(Exercise):
Below are some entries. Output each one exactly as it appears.

(Stored rows):
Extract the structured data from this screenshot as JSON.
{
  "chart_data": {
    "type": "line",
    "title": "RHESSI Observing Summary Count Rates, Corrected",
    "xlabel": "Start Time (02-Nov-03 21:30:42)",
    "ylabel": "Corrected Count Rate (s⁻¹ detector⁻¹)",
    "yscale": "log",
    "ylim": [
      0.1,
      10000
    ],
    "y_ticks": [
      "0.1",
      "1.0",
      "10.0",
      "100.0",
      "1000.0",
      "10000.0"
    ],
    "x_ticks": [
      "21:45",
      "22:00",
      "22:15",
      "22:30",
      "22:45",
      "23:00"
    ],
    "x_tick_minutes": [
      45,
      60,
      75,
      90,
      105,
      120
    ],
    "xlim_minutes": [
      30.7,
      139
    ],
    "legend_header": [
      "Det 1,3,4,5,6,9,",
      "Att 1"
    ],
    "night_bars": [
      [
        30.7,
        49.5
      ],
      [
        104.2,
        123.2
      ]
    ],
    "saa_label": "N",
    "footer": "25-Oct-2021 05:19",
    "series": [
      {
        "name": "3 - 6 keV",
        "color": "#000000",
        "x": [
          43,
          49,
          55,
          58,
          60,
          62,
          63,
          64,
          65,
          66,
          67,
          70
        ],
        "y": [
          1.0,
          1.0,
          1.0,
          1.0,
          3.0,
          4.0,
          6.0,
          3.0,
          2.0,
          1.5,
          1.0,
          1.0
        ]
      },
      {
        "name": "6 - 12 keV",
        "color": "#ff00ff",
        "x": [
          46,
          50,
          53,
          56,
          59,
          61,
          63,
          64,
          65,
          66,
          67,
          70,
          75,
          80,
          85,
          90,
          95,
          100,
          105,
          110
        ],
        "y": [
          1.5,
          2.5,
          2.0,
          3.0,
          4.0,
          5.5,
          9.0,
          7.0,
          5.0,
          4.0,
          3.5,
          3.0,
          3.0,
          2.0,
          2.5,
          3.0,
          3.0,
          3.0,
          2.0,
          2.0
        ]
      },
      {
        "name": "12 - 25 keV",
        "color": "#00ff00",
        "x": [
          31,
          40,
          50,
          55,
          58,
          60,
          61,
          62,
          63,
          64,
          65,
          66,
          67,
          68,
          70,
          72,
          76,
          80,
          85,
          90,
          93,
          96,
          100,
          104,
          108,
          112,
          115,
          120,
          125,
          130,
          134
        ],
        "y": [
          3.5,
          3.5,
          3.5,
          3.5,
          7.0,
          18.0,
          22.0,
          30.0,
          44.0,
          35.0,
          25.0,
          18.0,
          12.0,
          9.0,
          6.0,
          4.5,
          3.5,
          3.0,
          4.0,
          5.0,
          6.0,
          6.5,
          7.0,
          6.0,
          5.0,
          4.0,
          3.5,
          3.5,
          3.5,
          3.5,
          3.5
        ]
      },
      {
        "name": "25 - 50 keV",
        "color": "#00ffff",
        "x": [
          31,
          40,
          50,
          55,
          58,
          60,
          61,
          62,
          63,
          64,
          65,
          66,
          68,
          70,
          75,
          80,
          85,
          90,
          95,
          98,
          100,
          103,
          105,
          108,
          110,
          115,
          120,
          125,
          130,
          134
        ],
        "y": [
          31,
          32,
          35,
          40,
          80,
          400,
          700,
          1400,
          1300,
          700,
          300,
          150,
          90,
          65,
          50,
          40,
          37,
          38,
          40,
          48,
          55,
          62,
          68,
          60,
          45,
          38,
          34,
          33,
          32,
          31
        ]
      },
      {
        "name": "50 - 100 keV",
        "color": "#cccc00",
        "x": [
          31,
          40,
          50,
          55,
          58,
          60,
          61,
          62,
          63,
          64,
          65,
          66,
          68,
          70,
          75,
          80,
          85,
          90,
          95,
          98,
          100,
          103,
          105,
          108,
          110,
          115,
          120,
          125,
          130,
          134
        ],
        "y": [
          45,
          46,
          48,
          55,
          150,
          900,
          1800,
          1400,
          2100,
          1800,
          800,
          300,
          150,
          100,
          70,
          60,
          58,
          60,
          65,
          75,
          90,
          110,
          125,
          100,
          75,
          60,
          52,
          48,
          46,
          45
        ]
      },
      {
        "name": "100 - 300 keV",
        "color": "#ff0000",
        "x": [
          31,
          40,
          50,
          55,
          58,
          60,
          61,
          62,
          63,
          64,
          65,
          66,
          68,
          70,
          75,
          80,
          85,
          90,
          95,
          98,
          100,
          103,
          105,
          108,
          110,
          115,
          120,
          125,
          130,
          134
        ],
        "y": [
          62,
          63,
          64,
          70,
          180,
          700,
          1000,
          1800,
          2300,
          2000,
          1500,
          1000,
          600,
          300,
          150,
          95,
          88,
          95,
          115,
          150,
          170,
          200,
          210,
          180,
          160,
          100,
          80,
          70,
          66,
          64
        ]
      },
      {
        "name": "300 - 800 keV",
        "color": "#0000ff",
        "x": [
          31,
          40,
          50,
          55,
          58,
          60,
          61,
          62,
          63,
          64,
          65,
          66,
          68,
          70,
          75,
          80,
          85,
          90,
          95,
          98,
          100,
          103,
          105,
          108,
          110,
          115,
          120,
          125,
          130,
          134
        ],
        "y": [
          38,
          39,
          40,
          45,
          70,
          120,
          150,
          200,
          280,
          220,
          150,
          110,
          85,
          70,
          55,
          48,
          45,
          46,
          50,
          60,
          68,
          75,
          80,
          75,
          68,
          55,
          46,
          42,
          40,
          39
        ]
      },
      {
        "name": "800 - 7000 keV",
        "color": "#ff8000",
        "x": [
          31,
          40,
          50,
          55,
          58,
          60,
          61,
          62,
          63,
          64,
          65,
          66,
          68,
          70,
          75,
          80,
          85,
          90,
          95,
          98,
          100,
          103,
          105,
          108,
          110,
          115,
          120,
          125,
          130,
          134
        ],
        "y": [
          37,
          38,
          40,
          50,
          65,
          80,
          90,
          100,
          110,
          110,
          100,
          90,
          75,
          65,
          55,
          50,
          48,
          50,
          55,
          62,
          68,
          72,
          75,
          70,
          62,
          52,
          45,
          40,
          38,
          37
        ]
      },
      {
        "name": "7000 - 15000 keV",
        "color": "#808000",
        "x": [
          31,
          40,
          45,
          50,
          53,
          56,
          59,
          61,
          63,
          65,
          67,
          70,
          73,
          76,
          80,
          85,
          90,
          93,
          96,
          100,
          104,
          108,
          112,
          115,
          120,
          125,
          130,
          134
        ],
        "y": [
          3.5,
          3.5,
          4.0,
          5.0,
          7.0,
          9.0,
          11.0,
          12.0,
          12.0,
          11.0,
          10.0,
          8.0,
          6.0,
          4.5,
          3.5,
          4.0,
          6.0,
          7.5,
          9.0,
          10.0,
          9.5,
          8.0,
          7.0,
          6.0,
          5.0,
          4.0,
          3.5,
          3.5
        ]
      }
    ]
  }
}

(Result for this task):
Extract the structured data from this screenshot as JSON.
{
  "chart_data": {
    "type": "line",
    "title": "RHESSI Observing Summary Count Rates, Corrected",
    "xlabel": "Start Time (02-Nov-03 21:30:42)",
    "ylabel": "Corrected Count Rate (s⁻¹ detector⁻¹)",
    "yscale": "log",
    "ylim": [
      0.1,
      10000
    ],
    "y_ticks": [
      "0.1",
      "1.0",
      "10.0",
      "100.0",
      "1000.0",
      "10000.0"
    ],
    "x_ticks": [
      "21:45",
      "22:00",
      "22:15",
      "22:30",
      "22:45",
      "23:00"
    ],
    "x_tick_minutes": [
      45,
      60,
      75,
      90,
      105,
      120
    ],
    "xlim_minutes": [
      30.7,
      139
    ],
    "legend_header": [
      "Det 1,3,4,5,6,9,",
      "Att 1"
    ],
    "night_bars": [
      [
        30.7,
        49.5
      ],
      [
        104.2,
        123.2
      ]
    ],
    "saa_label": "N",
    "footer": "25-Oct-2021 05:19",
    "series": [
      {
        "name": "3 - 6 keV",
        "color": "#000000",
        "x": [
          43,
          49,
          55,
          58,
          60,
          62,
          63,
          64,
          65,
          66,
          67,
          70
        ],
        "y": [
          1.0,
          1.0,
          1.0,
          1.0,
          3.0,
          4.0,
          6.0,
          3.0,
          2.0,
          1.5,
          1.0,
          1.0
        ]
      },
      {
        "name": "6 - 12 keV",
        "color": "#ff00ff",
        "x": [
          46,
          50,
          53,
          56,
          59,
          61,
          63,
          64,
          65,
          66,
          67,
          70,
          75,
          80,
          85,
          90,
          95,
          100,
          105,
          110
        ],
        "y": [
          1.5,
          2.5,
          2.0,
          3.0,
          4.0,
          5.5,
          9.0,
          7.0,
          5.0,
          4.0,
          3.5,
          3.0,
          3.0,
          2.0,
          2.5,
          3.0,
          3.0,
          3.0,
          2.0,
          2.0
        ]
      },
      {
        "name": "12 - 25 keV",
        "color": "#00ff00",
        "x": [
          31,
          40,
          50,
          55,
          58,
          60,
          61,
          62,
          63,
          64,
          65,
          66,
          67,
          68,
          70,
          72,
          76,
          80,
          85,
          90,
          93,
          96,
          100,
          104,
          108,
          112,
          115,
          120,
          125,
          130,
          134
        ],
        "y": [
          3.5,
          3.5,
          3.5,
          3.5,
          7.0,
          18.0,
          22.0,
          30.0,
          44.0,
          35.0,
          25.0,
          18.0,
          12.0,
          9.0,
          6.0,
          4.5,
          3.5,
          3.0,
          4.0,
          5.0,
          6.0,
          6.5,
          7.0,
          6.0,
          5.0,
          4.0,
          3.5,
          3.5,
          3.5,
          3.5,
          3.5
        ]
      },
      {
        "name": "25 - 50 keV",
        "color": "#00ffff",
        "x": [
          31,
          40,
          50,
          55,
          58,
          60,
          61,
          62,
          63,
          64,
          65,
          66,
          68,
          70,
          75,
          80,
          85,
          90,
          95,
          98,
          100,
          103,
          105,
          108,
          110,
          115,
          120,
          125,
          130,
          134
        ],
        "y": [
          31,
          32,
          35,
          40,
          80,
          400,
          700,
          1400,
          1300,
          700,
          300,
          150,
          90,
          65,
          50,
          40,
          37,
          38,
          40,
          48,
          55,
          62,
          68,
          60,
          45,
          38,
          34,
          33,
          32,
          31
        ]
      },
      {
        "name": "50 - 100 keV",
        "color": "#cccc00",
        "x": [
          31,
          40,
          50,
          55,
          58,
          60,
          61,
          62,
          63,
          64,
          65,
          66,
          68,
          70,
          75,
          80,
          85,
          90,
          95,
          98,
          100,
          103,
          105,
          108,
          110,
          115,
          120,
          125,
          130,
          134
        ],
        "y": [
          45,
          46,
          48,
          55,
          150,
          900,
          1800,
          1400,
          2100,
          1800,
          800,
          300,
          150,
          100,
          70,
          60,
          58,
          60,
          65,
          75,
          90,
          110,
          125,
          100,
          75,
          60,
          52,
          48,
          46,
          45
        ]
      },
      {
        "name": "100 - 300 keV",
        "color": "#ff0000",
        "x": [
          31,
          40,
          50,
          55,
          58,
          60,
          61,
          62,
          63,
          64,
          65,
          66,
          68,
          70,
          75,
          80,
          85,
          90,
          95,
          98,
          100,
          103,
          105,
          108,
          110,
          115,
          120,
          125,
          130,
          134
        ],
        "y": [
          62,
          63,
          64,
          70,
          180,
          700,
          1000,
          1800,
          2300,
          2000,
          1500,
          1000,
          600,
          300,
          150,
          95,
          88,
          95,
          115,
          150,
          170,
          200,
          210,
          180,
          160,
          100,
          80,
          70,
          66,
          64
        ]
      },
      {
        "name": "300 - 800 keV",
        "color": "#0000ff",
        "x": [
          31,
          40,
          50,
          55,
          58,
          60,
          61,
          62,
          63,
          64,
          65,
          66,
          68,
          70,
          75,
          80,
          85,
          90,
          95,
          98,
          100,
          103,
          105,
          108,
          110,
          115,
          120,
          125,
          130,
          134
        ],
        "y": [
          38,
          39,
          40,
          45,
          70,
          120,
          150,
          200,
          280,
          220,
          150,
          110,
          85,
          70,
          55,
          48,
          45,
          46,
          50,
          60,
          68,
          75,
          80,
          75,
          68,
          55,
          46,
          42,
          40,
          39
        ]
      },
      {
        "name": "800 - 7000 keV",
        "color": "#ff8000",
        "x": [
          31,
          40,
          50,
          55,
          58,
          60,
          61,
          62,
          63,
          64,
          65,
          66,
          68,
          70,
          75,
          80,
          85,
          90,
          95,
          98,
          100,
          103,
          105,
          108,
          110,
          115,
          120,
          125,
          130,
          134
        ],
        "y": [
          37,
          38,
          40,
          50,
          65,
          80,
          90,
          100,
          110,
          110,
          100,
          90,
          75,
          65,
          55,
          50,
          48,
          50,
          55,
          62,
          68,
          72,
          75,
          70,
          62,
          52,
          45,
          40,
          38,
          37
        ]
      },
      {
        "name": "7000 - 15000 keV",
        "color": "#808000",
        "x": [
          31,
          40,
          45,
          50,
          53,
          56,
          59,
          61,
          63,
          65,
          67,
          70,
          73,
          76,
          80,
          85,
          90,
          93,
          96,
          100,
          104,
          108,
          112,
          115,
          120,
          125,
          130,
          134
        ],
        "y": [
          3.5,
          3.5,
          4.0,
          5.0,
          7.0,
          9.0,
          11.0,
          12.0,
          12.0,
          11.0,
          10.0,
          8.0,
          6.0,
          4.5,
          3.5,
          4.0,
          6.0,
          7.5,
          9.0,
          10.0,
          9.5,
          8.0,
          7.0,
          6.0,
          5.0,
          4.0,
          3.5,
          3.5
        ]
      }
    ]
  }
}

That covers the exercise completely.